Materials provided:
——

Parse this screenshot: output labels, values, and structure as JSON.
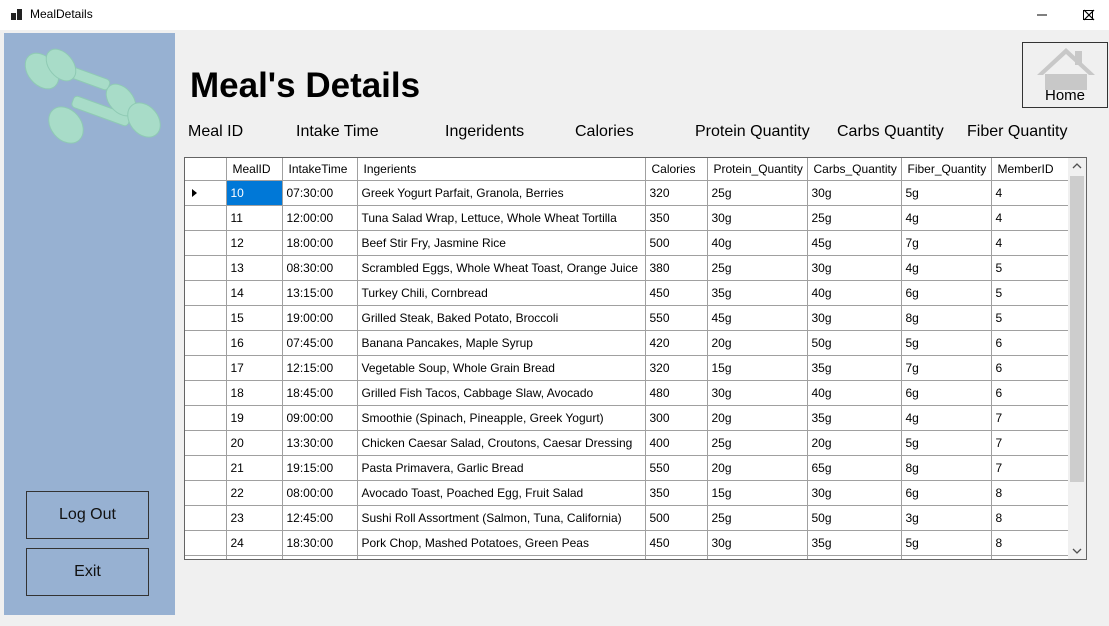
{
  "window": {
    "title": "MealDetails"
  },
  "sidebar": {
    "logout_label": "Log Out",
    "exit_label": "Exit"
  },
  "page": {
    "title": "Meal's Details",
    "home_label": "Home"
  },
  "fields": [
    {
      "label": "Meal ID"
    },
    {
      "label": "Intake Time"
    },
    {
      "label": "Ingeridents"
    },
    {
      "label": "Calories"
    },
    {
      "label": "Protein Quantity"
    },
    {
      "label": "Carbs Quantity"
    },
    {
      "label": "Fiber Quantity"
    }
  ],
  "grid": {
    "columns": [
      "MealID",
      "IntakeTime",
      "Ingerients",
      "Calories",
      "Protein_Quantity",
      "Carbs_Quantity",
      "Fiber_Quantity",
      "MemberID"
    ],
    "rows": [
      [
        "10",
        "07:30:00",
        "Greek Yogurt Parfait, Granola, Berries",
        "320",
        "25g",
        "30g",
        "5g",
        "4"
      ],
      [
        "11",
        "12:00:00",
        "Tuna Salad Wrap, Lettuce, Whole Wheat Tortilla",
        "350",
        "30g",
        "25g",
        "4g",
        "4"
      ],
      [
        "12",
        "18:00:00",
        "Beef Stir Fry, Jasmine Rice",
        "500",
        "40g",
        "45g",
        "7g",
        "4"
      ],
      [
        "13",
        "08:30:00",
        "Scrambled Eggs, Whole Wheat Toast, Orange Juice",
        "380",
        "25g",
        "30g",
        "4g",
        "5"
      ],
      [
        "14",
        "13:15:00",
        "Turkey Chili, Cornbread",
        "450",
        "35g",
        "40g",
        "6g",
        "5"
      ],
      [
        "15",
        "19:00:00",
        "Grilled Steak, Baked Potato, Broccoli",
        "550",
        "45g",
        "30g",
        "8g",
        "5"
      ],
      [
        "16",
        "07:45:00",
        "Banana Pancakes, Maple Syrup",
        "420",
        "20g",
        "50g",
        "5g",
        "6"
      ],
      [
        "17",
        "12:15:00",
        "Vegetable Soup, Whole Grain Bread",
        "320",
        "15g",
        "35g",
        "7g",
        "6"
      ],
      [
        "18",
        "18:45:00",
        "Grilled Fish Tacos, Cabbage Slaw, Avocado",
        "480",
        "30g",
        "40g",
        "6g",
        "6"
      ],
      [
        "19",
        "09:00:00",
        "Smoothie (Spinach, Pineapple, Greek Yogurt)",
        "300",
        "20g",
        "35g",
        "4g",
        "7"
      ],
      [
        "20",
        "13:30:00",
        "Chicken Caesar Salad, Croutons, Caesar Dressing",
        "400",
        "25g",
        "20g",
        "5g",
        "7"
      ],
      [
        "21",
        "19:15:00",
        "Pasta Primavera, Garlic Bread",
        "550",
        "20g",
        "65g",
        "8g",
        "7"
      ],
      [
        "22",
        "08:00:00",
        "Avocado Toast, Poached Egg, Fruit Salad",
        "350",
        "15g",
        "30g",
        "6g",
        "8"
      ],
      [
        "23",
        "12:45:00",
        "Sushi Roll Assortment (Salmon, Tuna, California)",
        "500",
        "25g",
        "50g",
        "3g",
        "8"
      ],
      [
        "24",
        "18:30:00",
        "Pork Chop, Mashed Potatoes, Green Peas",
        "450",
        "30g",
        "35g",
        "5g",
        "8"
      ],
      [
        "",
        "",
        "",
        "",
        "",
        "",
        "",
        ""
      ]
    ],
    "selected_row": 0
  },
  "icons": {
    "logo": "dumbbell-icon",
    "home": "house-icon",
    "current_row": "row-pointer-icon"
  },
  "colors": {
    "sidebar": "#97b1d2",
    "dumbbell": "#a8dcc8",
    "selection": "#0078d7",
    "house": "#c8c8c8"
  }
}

——

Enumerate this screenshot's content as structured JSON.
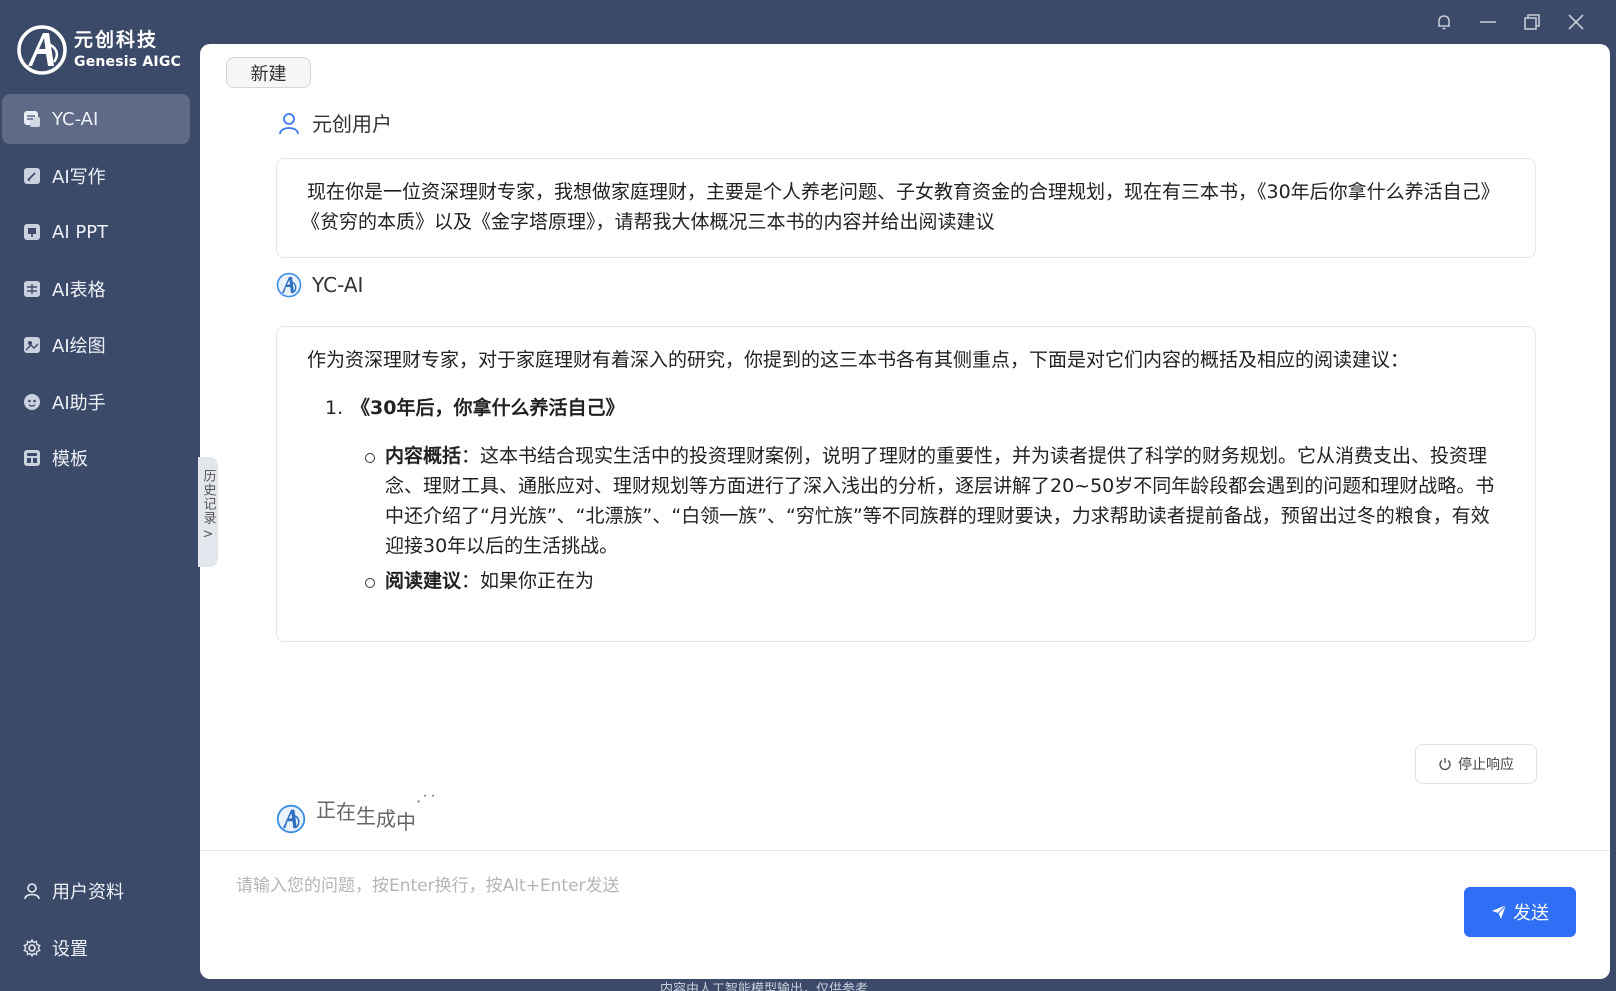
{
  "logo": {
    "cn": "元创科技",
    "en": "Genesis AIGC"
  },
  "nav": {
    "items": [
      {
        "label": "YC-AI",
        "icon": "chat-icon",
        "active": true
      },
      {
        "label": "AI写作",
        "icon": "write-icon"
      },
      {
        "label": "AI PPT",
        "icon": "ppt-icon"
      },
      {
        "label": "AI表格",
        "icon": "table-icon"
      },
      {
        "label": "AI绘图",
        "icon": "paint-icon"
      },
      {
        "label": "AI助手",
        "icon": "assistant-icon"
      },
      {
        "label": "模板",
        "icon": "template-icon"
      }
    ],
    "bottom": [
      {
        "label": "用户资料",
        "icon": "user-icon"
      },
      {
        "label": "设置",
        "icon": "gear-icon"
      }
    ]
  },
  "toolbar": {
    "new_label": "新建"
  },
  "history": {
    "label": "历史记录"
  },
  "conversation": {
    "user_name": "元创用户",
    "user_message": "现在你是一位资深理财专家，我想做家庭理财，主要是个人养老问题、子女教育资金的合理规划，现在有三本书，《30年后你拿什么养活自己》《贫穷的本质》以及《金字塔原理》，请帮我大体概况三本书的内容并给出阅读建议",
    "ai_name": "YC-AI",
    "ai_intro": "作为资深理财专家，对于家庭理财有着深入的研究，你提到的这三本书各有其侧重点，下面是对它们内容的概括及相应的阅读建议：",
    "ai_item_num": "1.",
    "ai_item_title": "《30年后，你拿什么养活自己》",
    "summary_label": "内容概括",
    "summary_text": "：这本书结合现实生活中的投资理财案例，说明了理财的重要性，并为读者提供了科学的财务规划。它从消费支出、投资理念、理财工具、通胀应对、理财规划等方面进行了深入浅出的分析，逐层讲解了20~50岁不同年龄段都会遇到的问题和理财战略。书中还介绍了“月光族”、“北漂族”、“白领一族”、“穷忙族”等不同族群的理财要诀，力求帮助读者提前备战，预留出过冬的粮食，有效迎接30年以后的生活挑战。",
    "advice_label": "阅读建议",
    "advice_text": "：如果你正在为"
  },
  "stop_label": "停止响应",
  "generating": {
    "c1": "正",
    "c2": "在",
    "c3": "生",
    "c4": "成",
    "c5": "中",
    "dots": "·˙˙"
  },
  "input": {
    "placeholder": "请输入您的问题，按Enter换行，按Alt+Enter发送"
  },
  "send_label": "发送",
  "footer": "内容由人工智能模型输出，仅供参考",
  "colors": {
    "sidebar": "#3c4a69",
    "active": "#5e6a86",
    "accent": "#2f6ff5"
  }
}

——

Directions for this task:
Please return a copy of each line in the entries that has the string "dumbbell".

Result of the task:
    "logo": "dumbbell-icon",
    "dumbbell": "#a8dcc8",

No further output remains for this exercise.